** MATERIAL PROVIDED **
##########
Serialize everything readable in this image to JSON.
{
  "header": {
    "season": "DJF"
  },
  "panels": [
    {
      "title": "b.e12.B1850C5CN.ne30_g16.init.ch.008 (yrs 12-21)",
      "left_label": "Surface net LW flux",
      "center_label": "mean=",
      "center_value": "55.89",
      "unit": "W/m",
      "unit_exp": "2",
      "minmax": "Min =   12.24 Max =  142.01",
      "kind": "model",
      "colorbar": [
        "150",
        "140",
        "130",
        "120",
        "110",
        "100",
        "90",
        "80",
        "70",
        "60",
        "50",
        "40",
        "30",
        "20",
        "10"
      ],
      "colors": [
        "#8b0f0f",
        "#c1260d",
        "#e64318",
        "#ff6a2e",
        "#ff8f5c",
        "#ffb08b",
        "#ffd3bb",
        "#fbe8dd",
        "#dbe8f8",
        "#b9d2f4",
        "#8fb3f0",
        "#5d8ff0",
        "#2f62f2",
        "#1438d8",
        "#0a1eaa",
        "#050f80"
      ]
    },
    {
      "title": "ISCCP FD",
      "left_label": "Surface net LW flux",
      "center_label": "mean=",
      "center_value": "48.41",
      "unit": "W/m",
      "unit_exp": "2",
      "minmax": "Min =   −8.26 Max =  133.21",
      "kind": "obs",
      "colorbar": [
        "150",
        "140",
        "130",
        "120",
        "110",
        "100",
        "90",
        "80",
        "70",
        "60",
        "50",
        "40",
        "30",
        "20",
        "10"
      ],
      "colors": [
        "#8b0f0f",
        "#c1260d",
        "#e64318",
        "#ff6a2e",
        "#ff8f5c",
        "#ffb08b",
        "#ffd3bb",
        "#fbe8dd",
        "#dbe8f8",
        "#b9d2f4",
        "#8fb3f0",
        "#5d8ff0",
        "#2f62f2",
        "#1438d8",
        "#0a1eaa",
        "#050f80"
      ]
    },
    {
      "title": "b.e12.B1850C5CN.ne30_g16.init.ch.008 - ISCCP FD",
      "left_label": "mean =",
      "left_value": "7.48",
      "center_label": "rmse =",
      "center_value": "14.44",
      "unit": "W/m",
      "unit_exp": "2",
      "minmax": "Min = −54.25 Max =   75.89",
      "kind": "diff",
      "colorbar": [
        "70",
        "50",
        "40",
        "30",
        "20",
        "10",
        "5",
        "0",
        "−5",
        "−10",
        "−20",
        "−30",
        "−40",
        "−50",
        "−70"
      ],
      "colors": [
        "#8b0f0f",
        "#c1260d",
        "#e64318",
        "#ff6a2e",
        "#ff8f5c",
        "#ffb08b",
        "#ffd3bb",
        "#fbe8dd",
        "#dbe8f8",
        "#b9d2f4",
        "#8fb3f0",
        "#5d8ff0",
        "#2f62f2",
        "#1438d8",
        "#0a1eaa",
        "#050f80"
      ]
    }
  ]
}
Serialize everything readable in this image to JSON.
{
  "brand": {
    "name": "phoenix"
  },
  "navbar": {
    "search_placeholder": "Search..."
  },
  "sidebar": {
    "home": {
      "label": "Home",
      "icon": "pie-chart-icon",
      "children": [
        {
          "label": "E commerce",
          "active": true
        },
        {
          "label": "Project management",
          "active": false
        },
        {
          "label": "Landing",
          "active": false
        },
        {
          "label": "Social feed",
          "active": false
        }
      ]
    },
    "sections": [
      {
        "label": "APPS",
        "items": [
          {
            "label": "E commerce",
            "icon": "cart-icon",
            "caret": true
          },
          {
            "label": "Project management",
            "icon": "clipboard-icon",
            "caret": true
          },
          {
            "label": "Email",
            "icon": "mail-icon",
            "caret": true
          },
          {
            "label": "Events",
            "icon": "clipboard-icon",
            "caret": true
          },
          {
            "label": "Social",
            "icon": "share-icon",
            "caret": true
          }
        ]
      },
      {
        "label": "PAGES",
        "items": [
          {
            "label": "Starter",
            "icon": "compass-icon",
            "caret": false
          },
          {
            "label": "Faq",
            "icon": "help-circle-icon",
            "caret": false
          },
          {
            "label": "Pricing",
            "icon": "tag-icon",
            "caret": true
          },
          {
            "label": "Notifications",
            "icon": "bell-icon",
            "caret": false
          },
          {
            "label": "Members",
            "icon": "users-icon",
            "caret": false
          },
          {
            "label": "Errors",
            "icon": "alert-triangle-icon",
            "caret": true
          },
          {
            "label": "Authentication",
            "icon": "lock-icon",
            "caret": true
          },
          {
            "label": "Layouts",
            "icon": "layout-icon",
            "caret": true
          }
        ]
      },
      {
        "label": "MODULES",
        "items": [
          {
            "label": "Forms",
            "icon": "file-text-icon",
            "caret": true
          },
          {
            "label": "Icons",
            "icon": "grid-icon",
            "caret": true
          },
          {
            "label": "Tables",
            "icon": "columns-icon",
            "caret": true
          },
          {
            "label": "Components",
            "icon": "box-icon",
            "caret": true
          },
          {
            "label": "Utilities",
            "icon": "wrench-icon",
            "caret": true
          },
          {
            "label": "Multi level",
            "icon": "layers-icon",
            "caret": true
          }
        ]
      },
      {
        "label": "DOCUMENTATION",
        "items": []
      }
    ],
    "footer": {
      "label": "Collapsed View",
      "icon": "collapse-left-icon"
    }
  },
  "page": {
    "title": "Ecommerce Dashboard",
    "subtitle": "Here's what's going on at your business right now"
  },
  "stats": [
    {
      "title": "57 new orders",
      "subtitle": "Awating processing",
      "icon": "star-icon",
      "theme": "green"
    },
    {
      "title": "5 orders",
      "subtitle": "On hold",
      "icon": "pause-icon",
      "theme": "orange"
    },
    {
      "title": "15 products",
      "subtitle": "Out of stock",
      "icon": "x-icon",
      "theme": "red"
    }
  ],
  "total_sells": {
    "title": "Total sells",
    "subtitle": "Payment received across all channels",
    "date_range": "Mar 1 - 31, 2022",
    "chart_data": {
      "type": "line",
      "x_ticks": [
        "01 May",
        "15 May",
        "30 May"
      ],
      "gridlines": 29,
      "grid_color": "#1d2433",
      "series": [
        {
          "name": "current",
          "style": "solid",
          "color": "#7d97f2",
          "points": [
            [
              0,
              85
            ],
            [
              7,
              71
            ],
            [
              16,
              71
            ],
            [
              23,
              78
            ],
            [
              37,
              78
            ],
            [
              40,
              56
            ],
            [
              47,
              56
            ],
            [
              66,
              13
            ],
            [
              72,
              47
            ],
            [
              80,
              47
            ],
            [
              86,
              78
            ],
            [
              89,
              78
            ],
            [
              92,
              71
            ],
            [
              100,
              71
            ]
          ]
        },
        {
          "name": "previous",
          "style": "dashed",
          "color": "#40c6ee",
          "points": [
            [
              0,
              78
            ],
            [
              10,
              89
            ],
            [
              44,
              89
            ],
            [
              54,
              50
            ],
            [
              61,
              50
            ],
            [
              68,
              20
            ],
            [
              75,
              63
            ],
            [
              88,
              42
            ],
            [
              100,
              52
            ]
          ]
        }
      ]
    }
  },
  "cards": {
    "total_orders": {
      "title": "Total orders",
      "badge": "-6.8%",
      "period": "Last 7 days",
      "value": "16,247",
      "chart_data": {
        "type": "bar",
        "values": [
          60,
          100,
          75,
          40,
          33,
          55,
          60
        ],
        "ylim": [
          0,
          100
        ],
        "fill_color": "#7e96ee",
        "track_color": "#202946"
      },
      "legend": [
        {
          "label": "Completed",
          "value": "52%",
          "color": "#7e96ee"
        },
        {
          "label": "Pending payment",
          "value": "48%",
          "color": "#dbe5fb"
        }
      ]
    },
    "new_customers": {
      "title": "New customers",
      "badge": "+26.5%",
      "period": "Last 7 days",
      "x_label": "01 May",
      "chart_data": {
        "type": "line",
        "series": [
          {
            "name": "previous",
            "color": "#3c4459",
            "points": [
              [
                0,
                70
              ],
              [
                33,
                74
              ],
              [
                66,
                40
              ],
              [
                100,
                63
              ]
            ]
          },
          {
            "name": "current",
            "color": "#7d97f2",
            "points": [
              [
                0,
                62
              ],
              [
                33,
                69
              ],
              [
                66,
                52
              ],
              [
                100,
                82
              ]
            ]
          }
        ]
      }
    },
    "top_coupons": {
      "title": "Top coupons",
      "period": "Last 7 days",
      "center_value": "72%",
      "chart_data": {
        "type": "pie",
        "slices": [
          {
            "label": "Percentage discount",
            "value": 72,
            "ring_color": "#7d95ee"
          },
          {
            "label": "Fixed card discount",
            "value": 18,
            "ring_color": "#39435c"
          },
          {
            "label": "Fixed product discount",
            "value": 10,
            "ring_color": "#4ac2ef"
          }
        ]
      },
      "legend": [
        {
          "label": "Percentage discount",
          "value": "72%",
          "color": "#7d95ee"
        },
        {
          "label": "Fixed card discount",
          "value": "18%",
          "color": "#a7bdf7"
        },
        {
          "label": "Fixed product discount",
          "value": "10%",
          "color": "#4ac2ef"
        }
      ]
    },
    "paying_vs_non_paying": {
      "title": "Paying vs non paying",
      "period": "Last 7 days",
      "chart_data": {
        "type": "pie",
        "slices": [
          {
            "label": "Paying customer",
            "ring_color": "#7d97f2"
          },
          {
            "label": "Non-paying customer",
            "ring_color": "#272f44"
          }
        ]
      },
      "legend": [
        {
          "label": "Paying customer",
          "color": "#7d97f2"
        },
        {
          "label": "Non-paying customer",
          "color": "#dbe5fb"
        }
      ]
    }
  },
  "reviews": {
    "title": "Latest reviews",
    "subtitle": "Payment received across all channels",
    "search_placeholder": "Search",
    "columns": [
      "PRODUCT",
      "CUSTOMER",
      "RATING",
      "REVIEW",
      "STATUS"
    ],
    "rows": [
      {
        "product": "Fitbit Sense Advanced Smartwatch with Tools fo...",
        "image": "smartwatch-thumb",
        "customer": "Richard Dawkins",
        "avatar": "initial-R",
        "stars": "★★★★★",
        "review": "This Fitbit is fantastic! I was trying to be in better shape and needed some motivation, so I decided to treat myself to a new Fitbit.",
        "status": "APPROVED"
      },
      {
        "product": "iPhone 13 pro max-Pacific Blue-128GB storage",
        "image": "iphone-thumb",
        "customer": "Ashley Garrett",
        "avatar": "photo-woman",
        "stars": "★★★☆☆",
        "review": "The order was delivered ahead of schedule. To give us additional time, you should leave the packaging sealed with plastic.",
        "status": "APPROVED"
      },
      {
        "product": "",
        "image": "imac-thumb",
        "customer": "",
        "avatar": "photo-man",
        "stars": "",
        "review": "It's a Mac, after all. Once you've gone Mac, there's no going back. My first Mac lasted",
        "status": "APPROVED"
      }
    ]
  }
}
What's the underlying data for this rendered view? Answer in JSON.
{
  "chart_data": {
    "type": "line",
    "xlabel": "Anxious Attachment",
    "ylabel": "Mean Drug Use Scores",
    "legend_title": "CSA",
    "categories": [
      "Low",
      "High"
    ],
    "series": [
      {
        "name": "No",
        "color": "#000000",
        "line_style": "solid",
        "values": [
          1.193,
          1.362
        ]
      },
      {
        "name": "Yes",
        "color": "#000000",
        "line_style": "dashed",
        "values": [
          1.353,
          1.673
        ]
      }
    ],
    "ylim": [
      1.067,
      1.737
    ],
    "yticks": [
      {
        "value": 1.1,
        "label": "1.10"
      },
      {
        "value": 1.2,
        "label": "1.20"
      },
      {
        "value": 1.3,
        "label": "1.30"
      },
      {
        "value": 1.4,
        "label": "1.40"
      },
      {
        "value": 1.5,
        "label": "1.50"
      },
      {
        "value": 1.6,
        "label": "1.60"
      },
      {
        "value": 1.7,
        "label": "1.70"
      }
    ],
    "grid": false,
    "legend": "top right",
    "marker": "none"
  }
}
##########
** WORK TO BE COMPLETED **
Locate the line that contains "What's the underlying", then please quote it and every line after it to the end of the entries above, exactly and with nothing else.

** THE RESULT **
What's the underlying data for this rendered view? Answer in JSON.
{
  "chart_data": {
    "type": "line",
    "xlabel": "Anxious Attachment",
    "ylabel": "Mean Drug Use Scores",
    "legend_title": "CSA",
    "categories": [
      "Low",
      "High"
    ],
    "series": [
      {
        "name": "No",
        "color": "#000000",
        "line_style": "solid",
        "values": [
          1.193,
          1.362
        ]
      },
      {
        "name": "Yes",
        "color": "#000000",
        "line_style": "dashed",
        "values": [
          1.353,
          1.673
        ]
      }
    ],
    "ylim": [
      1.067,
      1.737
    ],
    "yticks": [
      {
        "value": 1.1,
        "label": "1.10"
      },
      {
        "value": 1.2,
        "label": "1.20"
      },
      {
        "value": 1.3,
        "label": "1.30"
      },
      {
        "value": 1.4,
        "label": "1.40"
      },
      {
        "value": 1.5,
        "label": "1.50"
      },
      {
        "value": 1.6,
        "label": "1.60"
      },
      {
        "value": 1.7,
        "label": "1.70"
      }
    ],
    "grid": false,
    "legend": "top right",
    "marker": "none"
  }
}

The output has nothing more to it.